Goal: Please restate the following records word for word.

+++

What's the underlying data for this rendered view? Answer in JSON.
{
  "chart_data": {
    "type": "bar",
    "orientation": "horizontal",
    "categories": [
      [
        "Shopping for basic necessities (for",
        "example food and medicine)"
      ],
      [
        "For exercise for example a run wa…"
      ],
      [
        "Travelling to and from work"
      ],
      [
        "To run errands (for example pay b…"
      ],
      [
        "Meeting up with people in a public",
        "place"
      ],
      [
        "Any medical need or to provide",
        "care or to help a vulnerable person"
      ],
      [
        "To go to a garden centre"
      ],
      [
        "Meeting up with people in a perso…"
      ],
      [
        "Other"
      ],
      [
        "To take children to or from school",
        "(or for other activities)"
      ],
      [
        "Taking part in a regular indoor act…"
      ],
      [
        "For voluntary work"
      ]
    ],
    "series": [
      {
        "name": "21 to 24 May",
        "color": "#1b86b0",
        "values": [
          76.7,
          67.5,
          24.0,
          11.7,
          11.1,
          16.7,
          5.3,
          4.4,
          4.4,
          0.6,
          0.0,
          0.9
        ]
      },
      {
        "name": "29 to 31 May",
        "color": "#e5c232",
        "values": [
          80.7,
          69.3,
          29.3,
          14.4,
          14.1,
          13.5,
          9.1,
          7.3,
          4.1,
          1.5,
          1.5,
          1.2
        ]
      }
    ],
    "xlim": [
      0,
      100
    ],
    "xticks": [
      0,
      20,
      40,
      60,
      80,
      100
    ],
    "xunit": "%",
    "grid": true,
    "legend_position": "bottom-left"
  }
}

+++

Complete output:
What's the underlying data for this rendered view? Answer in JSON.
{
  "chart_data": {
    "type": "bar",
    "orientation": "horizontal",
    "categories": [
      [
        "Shopping for basic necessities (for",
        "example food and medicine)"
      ],
      [
        "For exercise for example a run wa…"
      ],
      [
        "Travelling to and from work"
      ],
      [
        "To run errands (for example pay b…"
      ],
      [
        "Meeting up with people in a public",
        "place"
      ],
      [
        "Any medical need or to provide",
        "care or to help a vulnerable person"
      ],
      [
        "To go to a garden centre"
      ],
      [
        "Meeting up with people in a perso…"
      ],
      [
        "Other"
      ],
      [
        "To take children to or from school",
        "(or for other activities)"
      ],
      [
        "Taking part in a regular indoor act…"
      ],
      [
        "For voluntary work"
      ]
    ],
    "series": [
      {
        "name": "21 to 24 May",
        "color": "#1b86b0",
        "values": [
          76.7,
          67.5,
          24.0,
          11.7,
          11.1,
          16.7,
          5.3,
          4.4,
          4.4,
          0.6,
          0.0,
          0.9
        ]
      },
      {
        "name": "29 to 31 May",
        "color": "#e5c232",
        "values": [
          80.7,
          69.3,
          29.3,
          14.4,
          14.1,
          13.5,
          9.1,
          7.3,
          4.1,
          1.5,
          1.5,
          1.2
        ]
      }
    ],
    "xlim": [
      0,
      100
    ],
    "xticks": [
      0,
      20,
      40,
      60,
      80,
      100
    ],
    "xunit": "%",
    "grid": true,
    "legend_position": "bottom-left"
  }
}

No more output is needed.